### GIVEN INSTRUCTION
Copy the full set of lines exactly as given.

### Records about charts and figures
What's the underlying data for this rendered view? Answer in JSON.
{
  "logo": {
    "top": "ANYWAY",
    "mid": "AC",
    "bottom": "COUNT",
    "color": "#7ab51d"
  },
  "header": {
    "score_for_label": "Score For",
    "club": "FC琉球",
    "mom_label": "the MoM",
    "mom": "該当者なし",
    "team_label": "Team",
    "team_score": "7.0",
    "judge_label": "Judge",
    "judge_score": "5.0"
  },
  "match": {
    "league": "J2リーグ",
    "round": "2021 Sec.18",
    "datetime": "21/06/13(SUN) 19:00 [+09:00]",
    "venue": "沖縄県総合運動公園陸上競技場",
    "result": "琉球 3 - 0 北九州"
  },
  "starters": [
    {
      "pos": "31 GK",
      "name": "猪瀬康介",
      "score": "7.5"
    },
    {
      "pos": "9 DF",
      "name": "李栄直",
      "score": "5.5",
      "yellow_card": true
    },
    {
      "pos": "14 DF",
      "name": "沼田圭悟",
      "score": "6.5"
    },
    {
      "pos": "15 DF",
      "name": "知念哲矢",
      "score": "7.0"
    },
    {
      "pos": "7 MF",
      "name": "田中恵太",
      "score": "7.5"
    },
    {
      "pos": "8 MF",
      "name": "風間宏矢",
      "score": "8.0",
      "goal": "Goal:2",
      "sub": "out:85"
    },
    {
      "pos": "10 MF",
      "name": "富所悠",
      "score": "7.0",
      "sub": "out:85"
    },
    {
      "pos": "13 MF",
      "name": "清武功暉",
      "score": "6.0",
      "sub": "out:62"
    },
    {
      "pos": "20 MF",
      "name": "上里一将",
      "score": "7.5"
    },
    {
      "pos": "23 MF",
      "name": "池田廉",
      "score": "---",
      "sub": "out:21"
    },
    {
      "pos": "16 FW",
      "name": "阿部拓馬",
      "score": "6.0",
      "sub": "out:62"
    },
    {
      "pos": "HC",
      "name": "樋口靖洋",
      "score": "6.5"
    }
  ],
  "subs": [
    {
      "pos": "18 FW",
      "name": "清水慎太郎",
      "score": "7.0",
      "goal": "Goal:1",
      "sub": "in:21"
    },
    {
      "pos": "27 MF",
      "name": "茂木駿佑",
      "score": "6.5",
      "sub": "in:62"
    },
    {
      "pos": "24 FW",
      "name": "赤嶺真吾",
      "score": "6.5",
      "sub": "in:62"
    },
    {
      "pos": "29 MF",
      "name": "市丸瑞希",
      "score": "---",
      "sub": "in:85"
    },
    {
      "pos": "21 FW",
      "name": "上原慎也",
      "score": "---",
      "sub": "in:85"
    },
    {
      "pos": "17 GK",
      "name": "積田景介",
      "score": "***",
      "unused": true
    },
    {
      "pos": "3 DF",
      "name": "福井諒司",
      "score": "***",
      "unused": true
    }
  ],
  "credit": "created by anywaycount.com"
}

### TASK OUTPUT
What's the underlying data for this rendered view? Answer in JSON.
{
  "logo": {
    "top": "ANYWAY",
    "mid": "AC",
    "bottom": "COUNT",
    "color": "#7ab51d"
  },
  "header": {
    "score_for_label": "Score For",
    "club": "FC琉球",
    "mom_label": "the MoM",
    "mom": "該当者なし",
    "team_label": "Team",
    "team_score": "7.0",
    "judge_label": "Judge",
    "judge_score": "5.0"
  },
  "match": {
    "league": "J2リーグ",
    "round": "2021 Sec.18",
    "datetime": "21/06/13(SUN) 19:00 [+09:00]",
    "venue": "沖縄県総合運動公園陸上競技場",
    "result": "琉球 3 - 0 北九州"
  },
  "starters": [
    {
      "pos": "31 GK",
      "name": "猪瀬康介",
      "score": "7.5"
    },
    {
      "pos": "9 DF",
      "name": "李栄直",
      "score": "5.5",
      "yellow_card": true
    },
    {
      "pos": "14 DF",
      "name": "沼田圭悟",
      "score": "6.5"
    },
    {
      "pos": "15 DF",
      "name": "知念哲矢",
      "score": "7.0"
    },
    {
      "pos": "7 MF",
      "name": "田中恵太",
      "score": "7.5"
    },
    {
      "pos": "8 MF",
      "name": "風間宏矢",
      "score": "8.0",
      "goal": "Goal:2",
      "sub": "out:85"
    },
    {
      "pos": "10 MF",
      "name": "富所悠",
      "score": "7.0",
      "sub": "out:85"
    },
    {
      "pos": "13 MF",
      "name": "清武功暉",
      "score": "6.0",
      "sub": "out:62"
    },
    {
      "pos": "20 MF",
      "name": "上里一将",
      "score": "7.5"
    },
    {
      "pos": "23 MF",
      "name": "池田廉",
      "score": "---",
      "sub": "out:21"
    },
    {
      "pos": "16 FW",
      "name": "阿部拓馬",
      "score": "6.0",
      "sub": "out:62"
    },
    {
      "pos": "HC",
      "name": "樋口靖洋",
      "score": "6.5"
    }
  ],
  "subs": [
    {
      "pos": "18 FW",
      "name": "清水慎太郎",
      "score": "7.0",
      "goal": "Goal:1",
      "sub": "in:21"
    },
    {
      "pos": "27 MF",
      "name": "茂木駿佑",
      "score": "6.5",
      "sub": "in:62"
    },
    {
      "pos": "24 FW",
      "name": "赤嶺真吾",
      "score": "6.5",
      "sub": "in:62"
    },
    {
      "pos": "29 MF",
      "name": "市丸瑞希",
      "score": "---",
      "sub": "in:85"
    },
    {
      "pos": "21 FW",
      "name": "上原慎也",
      "score": "---",
      "sub": "in:85"
    },
    {
      "pos": "17 GK",
      "name": "積田景介",
      "score": "***",
      "unused": true
    },
    {
      "pos": "3 DF",
      "name": "福井諒司",
      "score": "***",
      "unused": true
    }
  ],
  "credit": "created by anywaycount.com"
}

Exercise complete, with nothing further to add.